===== Entries =====

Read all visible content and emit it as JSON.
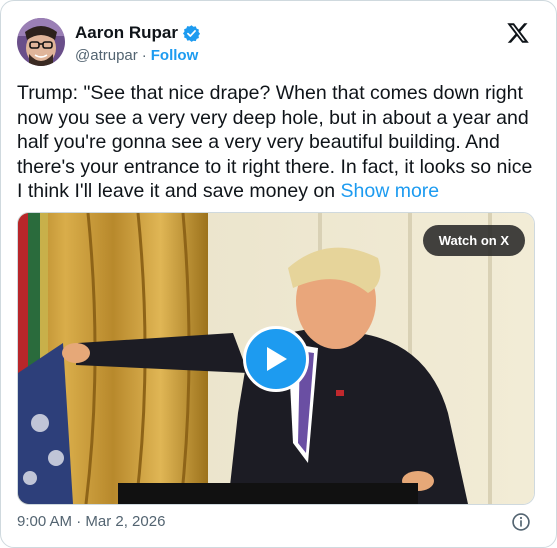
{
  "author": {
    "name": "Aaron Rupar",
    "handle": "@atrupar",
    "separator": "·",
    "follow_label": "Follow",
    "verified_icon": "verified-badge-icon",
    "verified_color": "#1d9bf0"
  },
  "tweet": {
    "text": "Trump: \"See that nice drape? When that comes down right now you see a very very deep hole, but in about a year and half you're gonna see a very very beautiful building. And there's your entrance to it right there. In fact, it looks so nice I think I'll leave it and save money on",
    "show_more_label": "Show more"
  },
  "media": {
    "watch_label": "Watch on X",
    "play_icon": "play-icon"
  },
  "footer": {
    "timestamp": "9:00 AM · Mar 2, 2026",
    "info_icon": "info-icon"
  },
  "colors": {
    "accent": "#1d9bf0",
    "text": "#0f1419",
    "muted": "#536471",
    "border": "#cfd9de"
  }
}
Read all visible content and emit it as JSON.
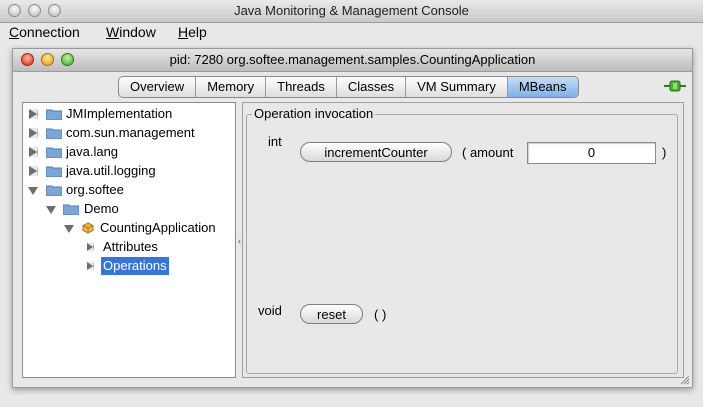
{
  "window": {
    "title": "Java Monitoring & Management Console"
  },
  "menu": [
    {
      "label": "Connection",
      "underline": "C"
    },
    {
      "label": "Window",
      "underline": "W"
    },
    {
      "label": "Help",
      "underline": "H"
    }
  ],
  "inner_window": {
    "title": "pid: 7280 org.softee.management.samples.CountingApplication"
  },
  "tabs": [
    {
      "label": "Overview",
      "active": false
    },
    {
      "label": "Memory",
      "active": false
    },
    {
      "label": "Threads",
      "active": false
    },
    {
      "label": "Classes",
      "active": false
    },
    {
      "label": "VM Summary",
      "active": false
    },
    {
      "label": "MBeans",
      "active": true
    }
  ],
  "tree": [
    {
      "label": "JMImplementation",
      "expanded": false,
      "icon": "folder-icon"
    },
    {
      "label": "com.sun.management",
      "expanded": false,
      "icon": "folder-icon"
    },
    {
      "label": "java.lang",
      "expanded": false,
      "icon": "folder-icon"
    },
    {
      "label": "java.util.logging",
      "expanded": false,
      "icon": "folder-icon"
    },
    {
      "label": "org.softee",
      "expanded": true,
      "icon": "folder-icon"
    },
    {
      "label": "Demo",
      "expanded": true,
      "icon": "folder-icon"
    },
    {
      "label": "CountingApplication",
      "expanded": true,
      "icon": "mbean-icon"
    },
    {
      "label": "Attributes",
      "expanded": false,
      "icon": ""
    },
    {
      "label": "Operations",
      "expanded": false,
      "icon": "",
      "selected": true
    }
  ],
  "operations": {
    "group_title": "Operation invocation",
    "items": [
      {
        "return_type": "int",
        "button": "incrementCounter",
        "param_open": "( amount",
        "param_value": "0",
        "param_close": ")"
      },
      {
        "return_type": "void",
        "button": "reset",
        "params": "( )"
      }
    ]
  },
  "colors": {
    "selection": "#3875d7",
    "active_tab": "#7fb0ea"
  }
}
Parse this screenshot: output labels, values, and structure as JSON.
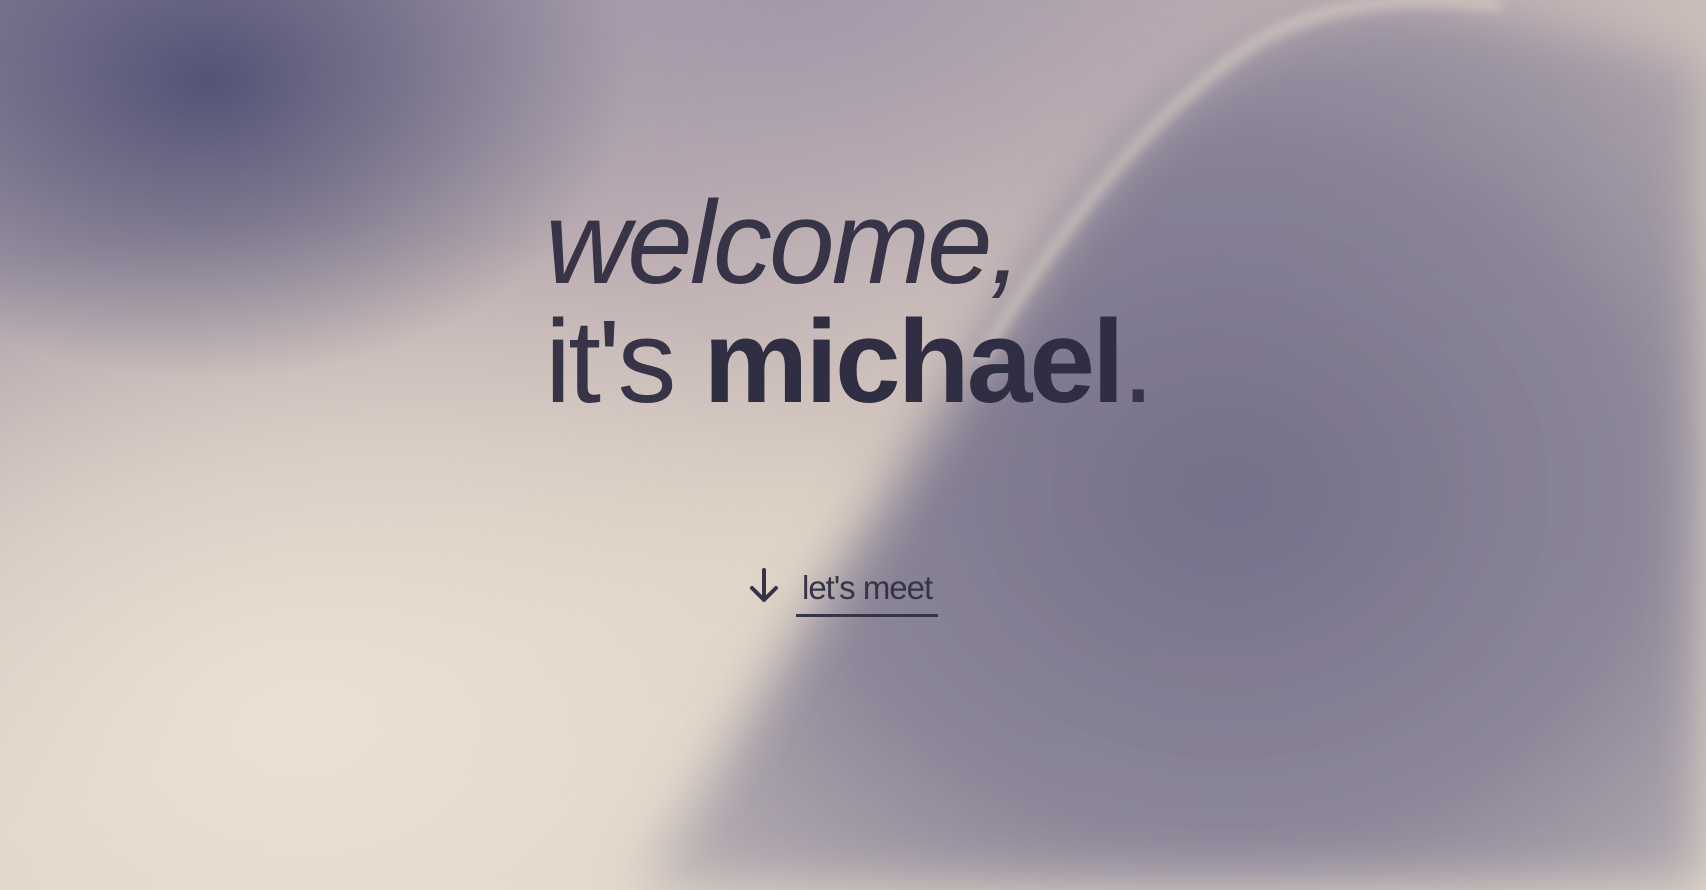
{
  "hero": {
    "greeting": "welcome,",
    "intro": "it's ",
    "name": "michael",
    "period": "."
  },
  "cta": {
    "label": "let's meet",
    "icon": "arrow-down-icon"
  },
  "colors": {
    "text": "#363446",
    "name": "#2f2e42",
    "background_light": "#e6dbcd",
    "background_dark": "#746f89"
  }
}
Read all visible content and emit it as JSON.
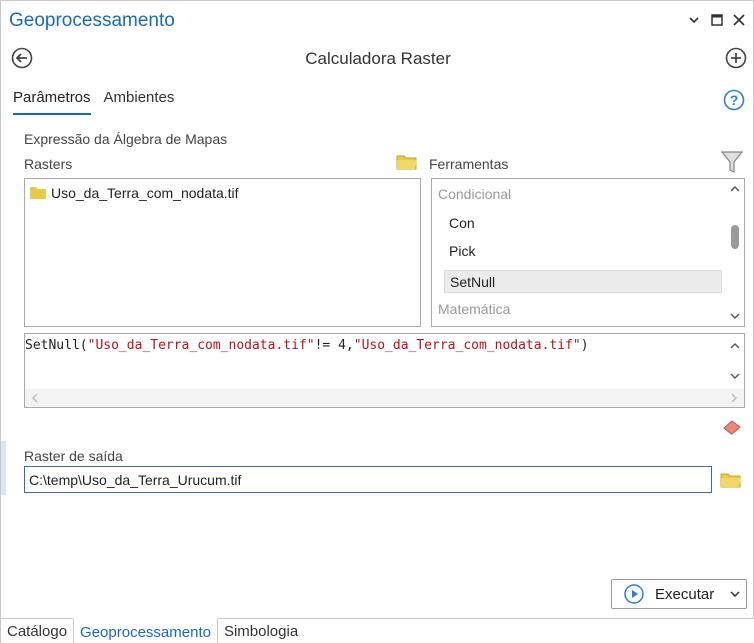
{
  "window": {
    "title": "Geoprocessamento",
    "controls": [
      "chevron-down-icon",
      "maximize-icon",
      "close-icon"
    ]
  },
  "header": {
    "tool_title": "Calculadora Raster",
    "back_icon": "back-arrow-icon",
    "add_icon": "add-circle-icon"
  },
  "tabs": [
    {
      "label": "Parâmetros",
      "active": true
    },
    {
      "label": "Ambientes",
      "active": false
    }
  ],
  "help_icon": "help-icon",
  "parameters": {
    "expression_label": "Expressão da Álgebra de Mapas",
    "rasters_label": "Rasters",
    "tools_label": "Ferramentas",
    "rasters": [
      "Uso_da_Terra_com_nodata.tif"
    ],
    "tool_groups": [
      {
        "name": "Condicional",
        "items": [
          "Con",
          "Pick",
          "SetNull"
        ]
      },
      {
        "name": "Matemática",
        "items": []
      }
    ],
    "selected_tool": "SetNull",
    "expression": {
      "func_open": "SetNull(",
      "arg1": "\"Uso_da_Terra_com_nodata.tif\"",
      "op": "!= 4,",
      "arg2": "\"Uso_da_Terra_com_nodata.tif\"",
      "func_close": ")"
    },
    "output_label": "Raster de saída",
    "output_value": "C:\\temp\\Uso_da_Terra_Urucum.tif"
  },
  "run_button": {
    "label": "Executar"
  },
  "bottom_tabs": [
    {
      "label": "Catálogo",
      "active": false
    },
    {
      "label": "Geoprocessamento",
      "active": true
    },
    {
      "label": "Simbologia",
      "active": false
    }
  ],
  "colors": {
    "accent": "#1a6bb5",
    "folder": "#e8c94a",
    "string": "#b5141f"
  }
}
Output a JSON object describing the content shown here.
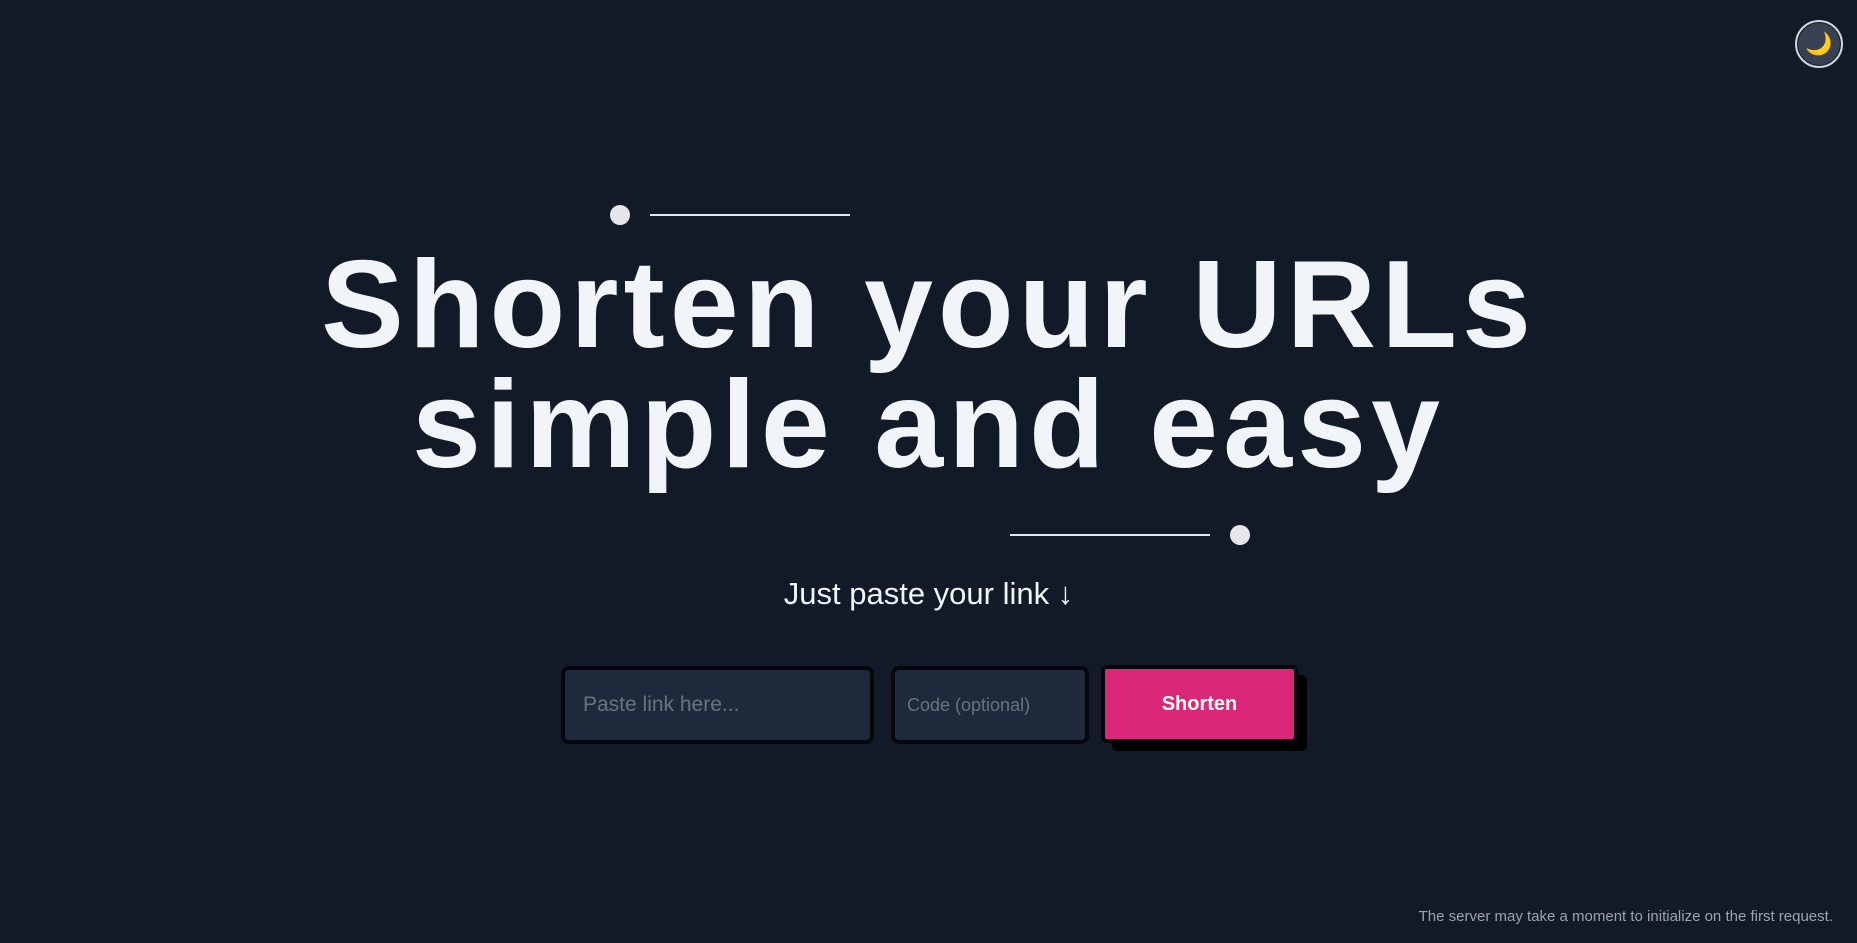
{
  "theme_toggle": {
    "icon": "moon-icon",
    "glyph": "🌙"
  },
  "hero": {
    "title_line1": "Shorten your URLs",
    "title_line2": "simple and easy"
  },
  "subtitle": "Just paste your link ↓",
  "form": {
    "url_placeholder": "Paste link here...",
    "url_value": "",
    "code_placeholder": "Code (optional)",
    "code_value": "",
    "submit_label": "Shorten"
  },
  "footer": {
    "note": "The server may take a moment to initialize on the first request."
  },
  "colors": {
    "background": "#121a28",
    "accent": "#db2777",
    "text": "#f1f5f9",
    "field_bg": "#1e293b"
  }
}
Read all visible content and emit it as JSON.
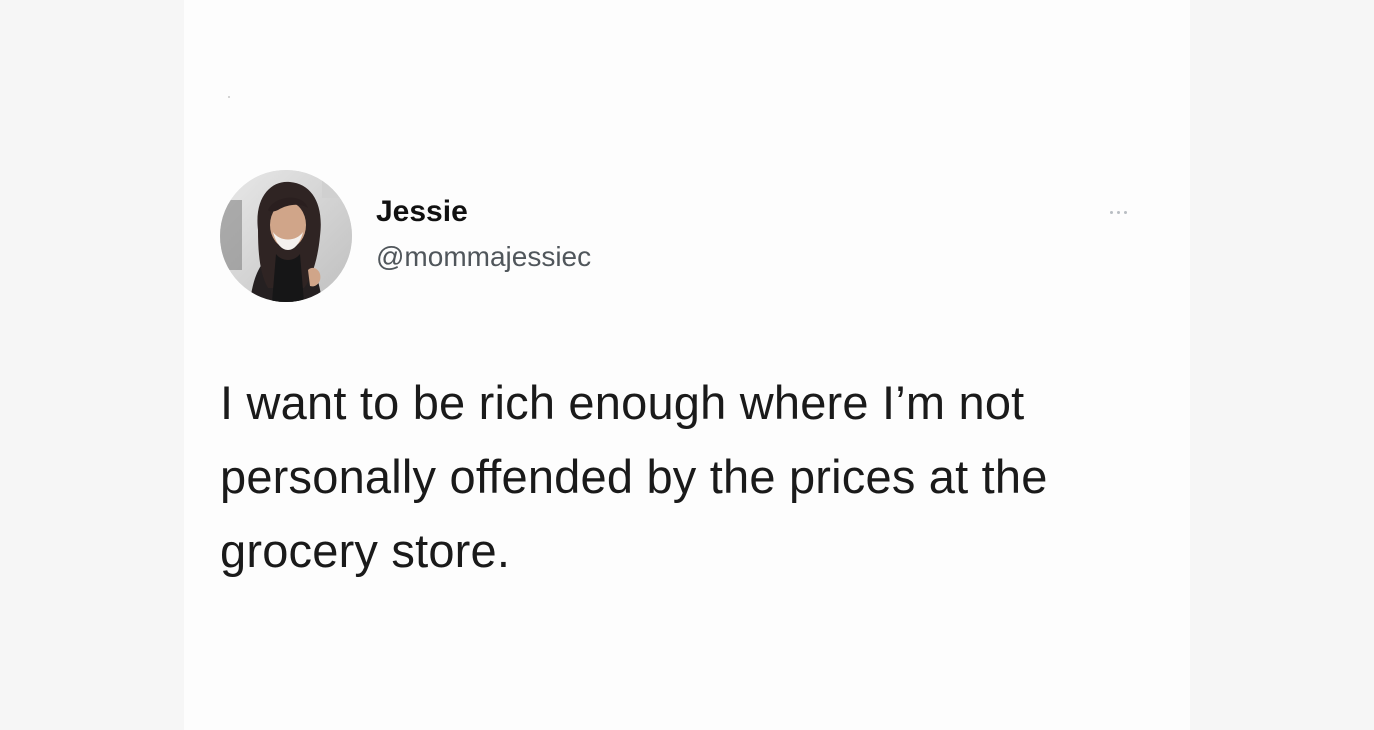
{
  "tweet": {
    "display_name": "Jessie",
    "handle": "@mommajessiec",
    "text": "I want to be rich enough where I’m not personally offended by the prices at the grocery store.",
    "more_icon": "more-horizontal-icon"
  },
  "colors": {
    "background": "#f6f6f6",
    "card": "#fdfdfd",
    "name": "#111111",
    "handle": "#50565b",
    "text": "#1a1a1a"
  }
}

=====

● Stated exercise: Leaving the pictures out, set down exactly the lines from the one with "Output a JSON" through the end of the records.

● Exercise output:
Output a JSON object describing the content shown here.
{
  "theme_toggle": {
    "icon": "moon-icon",
    "glyph": "🌙"
  },
  "hero": {
    "title_line1": "Shorten your URLs",
    "title_line2": "simple and easy"
  },
  "subtitle": "Just paste your link ↓",
  "form": {
    "url_placeholder": "Paste link here...",
    "url_value": "",
    "code_placeholder": "Code (optional)",
    "code_value": "",
    "submit_label": "Shorten"
  },
  "footer": {
    "note": "The server may take a moment to initialize on the first request."
  },
  "colors": {
    "background": "#121a28",
    "accent": "#db2777",
    "text": "#f1f5f9",
    "field_bg": "#1e293b"
  }
}
Read all visible content and emit it as JSON.
{
  "tweet": {
    "display_name": "Jessie",
    "handle": "@mommajessiec",
    "text": "I want to be rich enough where I’m not personally offended by the prices at the grocery store.",
    "more_icon": "more-horizontal-icon"
  },
  "colors": {
    "background": "#f6f6f6",
    "card": "#fdfdfd",
    "name": "#111111",
    "handle": "#50565b",
    "text": "#1a1a1a"
  }
}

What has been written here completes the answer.